→ Requirements: Set down every record once more, exactly as given.

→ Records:
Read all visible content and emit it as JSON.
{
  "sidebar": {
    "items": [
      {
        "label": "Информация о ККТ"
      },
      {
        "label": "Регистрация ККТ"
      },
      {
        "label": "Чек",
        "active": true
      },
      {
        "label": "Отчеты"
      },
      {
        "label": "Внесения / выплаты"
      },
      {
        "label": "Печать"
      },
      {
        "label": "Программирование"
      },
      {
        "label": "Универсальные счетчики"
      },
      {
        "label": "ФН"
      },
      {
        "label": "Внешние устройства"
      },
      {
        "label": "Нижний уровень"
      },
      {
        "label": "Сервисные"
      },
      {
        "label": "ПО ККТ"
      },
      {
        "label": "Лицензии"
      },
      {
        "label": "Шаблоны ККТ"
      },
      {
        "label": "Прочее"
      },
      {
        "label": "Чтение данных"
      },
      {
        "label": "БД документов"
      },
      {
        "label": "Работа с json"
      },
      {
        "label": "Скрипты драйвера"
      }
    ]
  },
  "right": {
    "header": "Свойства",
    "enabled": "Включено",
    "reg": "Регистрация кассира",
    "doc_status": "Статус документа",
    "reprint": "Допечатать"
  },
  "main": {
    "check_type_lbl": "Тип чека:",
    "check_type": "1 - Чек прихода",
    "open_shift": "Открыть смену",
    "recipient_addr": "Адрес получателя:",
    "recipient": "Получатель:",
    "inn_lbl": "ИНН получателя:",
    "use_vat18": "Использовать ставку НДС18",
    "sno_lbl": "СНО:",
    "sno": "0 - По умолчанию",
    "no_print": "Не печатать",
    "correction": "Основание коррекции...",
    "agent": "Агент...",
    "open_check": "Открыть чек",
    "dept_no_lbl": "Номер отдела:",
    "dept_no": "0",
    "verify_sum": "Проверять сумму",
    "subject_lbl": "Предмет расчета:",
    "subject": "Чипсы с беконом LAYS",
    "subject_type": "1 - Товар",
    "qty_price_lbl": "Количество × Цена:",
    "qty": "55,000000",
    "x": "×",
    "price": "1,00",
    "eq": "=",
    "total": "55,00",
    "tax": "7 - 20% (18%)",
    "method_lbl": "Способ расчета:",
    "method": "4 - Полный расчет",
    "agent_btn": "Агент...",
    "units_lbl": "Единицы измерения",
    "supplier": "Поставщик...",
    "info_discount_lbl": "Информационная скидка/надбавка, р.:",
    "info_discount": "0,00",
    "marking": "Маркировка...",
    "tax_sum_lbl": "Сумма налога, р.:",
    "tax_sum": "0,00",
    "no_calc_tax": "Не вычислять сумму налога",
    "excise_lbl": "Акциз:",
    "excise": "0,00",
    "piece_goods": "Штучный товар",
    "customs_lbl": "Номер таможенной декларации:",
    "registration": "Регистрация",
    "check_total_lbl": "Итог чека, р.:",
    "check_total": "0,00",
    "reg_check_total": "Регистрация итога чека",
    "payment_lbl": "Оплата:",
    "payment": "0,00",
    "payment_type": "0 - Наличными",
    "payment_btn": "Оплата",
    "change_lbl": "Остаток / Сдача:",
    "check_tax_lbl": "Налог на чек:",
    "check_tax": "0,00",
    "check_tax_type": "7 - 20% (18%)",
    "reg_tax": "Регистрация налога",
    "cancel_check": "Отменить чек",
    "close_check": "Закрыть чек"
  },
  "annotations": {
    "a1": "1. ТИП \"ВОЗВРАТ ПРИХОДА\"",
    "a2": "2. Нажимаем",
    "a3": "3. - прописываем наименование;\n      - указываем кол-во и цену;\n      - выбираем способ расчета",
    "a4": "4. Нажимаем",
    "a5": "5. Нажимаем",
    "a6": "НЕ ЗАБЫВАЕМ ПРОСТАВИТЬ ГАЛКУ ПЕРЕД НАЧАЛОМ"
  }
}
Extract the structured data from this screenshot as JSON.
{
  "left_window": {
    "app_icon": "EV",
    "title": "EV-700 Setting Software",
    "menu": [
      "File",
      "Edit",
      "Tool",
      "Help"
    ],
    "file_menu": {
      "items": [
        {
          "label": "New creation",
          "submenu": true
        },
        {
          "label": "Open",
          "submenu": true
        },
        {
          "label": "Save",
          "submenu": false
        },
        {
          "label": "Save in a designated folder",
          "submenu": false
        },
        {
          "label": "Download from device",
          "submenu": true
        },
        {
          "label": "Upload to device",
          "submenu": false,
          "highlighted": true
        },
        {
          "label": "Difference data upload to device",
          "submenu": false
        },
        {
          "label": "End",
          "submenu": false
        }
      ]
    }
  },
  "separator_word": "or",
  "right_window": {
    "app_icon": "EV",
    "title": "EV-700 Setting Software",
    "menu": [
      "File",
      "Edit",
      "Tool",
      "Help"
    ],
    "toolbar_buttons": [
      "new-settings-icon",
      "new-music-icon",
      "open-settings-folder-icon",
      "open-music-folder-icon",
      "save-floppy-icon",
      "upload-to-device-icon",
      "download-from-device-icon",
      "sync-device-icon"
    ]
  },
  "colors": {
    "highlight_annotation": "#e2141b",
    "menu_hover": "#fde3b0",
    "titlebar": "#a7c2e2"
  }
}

→ Completed task:
Read all visible content and emit it as JSON.
{
  "sidebar": {
    "items": [
      {
        "label": "Информация о ККТ"
      },
      {
        "label": "Регистрация ККТ"
      },
      {
        "label": "Чек",
        "active": true
      },
      {
        "label": "Отчеты"
      },
      {
        "label": "Внесения / выплаты"
      },
      {
        "label": "Печать"
      },
      {
        "label": "Программирование"
      },
      {
        "label": "Универсальные счетчики"
      },
      {
        "label": "ФН"
      },
      {
        "label": "Внешние устройства"
      },
      {
        "label": "Нижний уровень"
      },
      {
        "label": "Сервисные"
      },
      {
        "label": "ПО ККТ"
      },
      {
        "label": "Лицензии"
      },
      {
        "label": "Шаблоны ККТ"
      },
      {
        "label": "Прочее"
      },
      {
        "label": "Чтение данных"
      },
      {
        "label": "БД документов"
      },
      {
        "label": "Работа с json"
      },
      {
        "label": "Скрипты драйвера"
      }
    ]
  },
  "right": {
    "header": "Свойства",
    "enabled": "Включено",
    "reg": "Регистрация кассира",
    "doc_status": "Статус документа",
    "reprint": "Допечатать"
  },
  "main": {
    "check_type_lbl": "Тип чека:",
    "check_type": "1 - Чек прихода",
    "open_shift": "Открыть смену",
    "recipient_addr": "Адрес получателя:",
    "recipient": "Получатель:",
    "inn_lbl": "ИНН получателя:",
    "use_vat18": "Использовать ставку НДС18",
    "sno_lbl": "СНО:",
    "sno": "0 - По умолчанию",
    "no_print": "Не печатать",
    "correction": "Основание коррекции...",
    "agent": "Агент...",
    "open_check": "Открыть чек",
    "dept_no_lbl": "Номер отдела:",
    "dept_no": "0",
    "verify_sum": "Проверять сумму",
    "subject_lbl": "Предмет расчета:",
    "subject": "Чипсы с беконом LAYS",
    "subject_type": "1 - Товар",
    "qty_price_lbl": "Количество × Цена:",
    "qty": "55,000000",
    "x": "×",
    "price": "1,00",
    "eq": "=",
    "total": "55,00",
    "tax": "7 - 20% (18%)",
    "method_lbl": "Способ расчета:",
    "method": "4 - Полный расчет",
    "agent_btn": "Агент...",
    "units_lbl": "Единицы измерения",
    "supplier": "Поставщик...",
    "info_discount_lbl": "Информационная скидка/надбавка, р.:",
    "info_discount": "0,00",
    "marking": "Маркировка...",
    "tax_sum_lbl": "Сумма налога, р.:",
    "tax_sum": "0,00",
    "no_calc_tax": "Не вычислять сумму налога",
    "excise_lbl": "Акциз:",
    "excise": "0,00",
    "piece_goods": "Штучный товар",
    "customs_lbl": "Номер таможенной декларации:",
    "registration": "Регистрация",
    "check_total_lbl": "Итог чека, р.:",
    "check_total": "0,00",
    "reg_check_total": "Регистрация итога чека",
    "payment_lbl": "Оплата:",
    "payment": "0,00",
    "payment_type": "0 - Наличными",
    "payment_btn": "Оплата",
    "change_lbl": "Остаток / Сдача:",
    "check_tax_lbl": "Налог на чек:",
    "check_tax": "0,00",
    "check_tax_type": "7 - 20% (18%)",
    "reg_tax": "Регистрация налога",
    "cancel_check": "Отменить чек",
    "close_check": "Закрыть чек"
  },
  "annotations": {
    "a1": "1. ТИП \"ВОЗВРАТ ПРИХОДА\"",
    "a2": "2. Нажимаем",
    "a3": "3. - прописываем наименование;\n      - указываем кол-во и цену;\n      - выбираем способ расчета",
    "a4": "4. Нажимаем",
    "a5": "5. Нажимаем",
    "a6": "НЕ ЗАБЫВАЕМ ПРОСТАВИТЬ ГАЛКУ ПЕРЕД НАЧАЛОМ"
  }
}
Extract the structured data from this screenshot as JSON.
{
  "left_window": {
    "app_icon": "EV",
    "title": "EV-700 Setting Software",
    "menu": [
      "File",
      "Edit",
      "Tool",
      "Help"
    ],
    "file_menu": {
      "items": [
        {
          "label": "New creation",
          "submenu": true
        },
        {
          "label": "Open",
          "submenu": true
        },
        {
          "label": "Save",
          "submenu": false
        },
        {
          "label": "Save in a designated folder",
          "submenu": false
        },
        {
          "label": "Download from device",
          "submenu": true
        },
        {
          "label": "Upload to device",
          "submenu": false,
          "highlighted": true
        },
        {
          "label": "Difference data upload to device",
          "submenu": false
        },
        {
          "label": "End",
          "submenu": false
        }
      ]
    }
  },
  "separator_word": "or",
  "right_window": {
    "app_icon": "EV",
    "title": "EV-700 Setting Software",
    "menu": [
      "File",
      "Edit",
      "Tool",
      "Help"
    ],
    "toolbar_buttons": [
      "new-settings-icon",
      "new-music-icon",
      "open-settings-folder-icon",
      "open-music-folder-icon",
      "save-floppy-icon",
      "upload-to-device-icon",
      "download-from-device-icon",
      "sync-device-icon"
    ]
  },
  "colors": {
    "highlight_annotation": "#e2141b",
    "menu_hover": "#fde3b0",
    "titlebar": "#a7c2e2"
  }
}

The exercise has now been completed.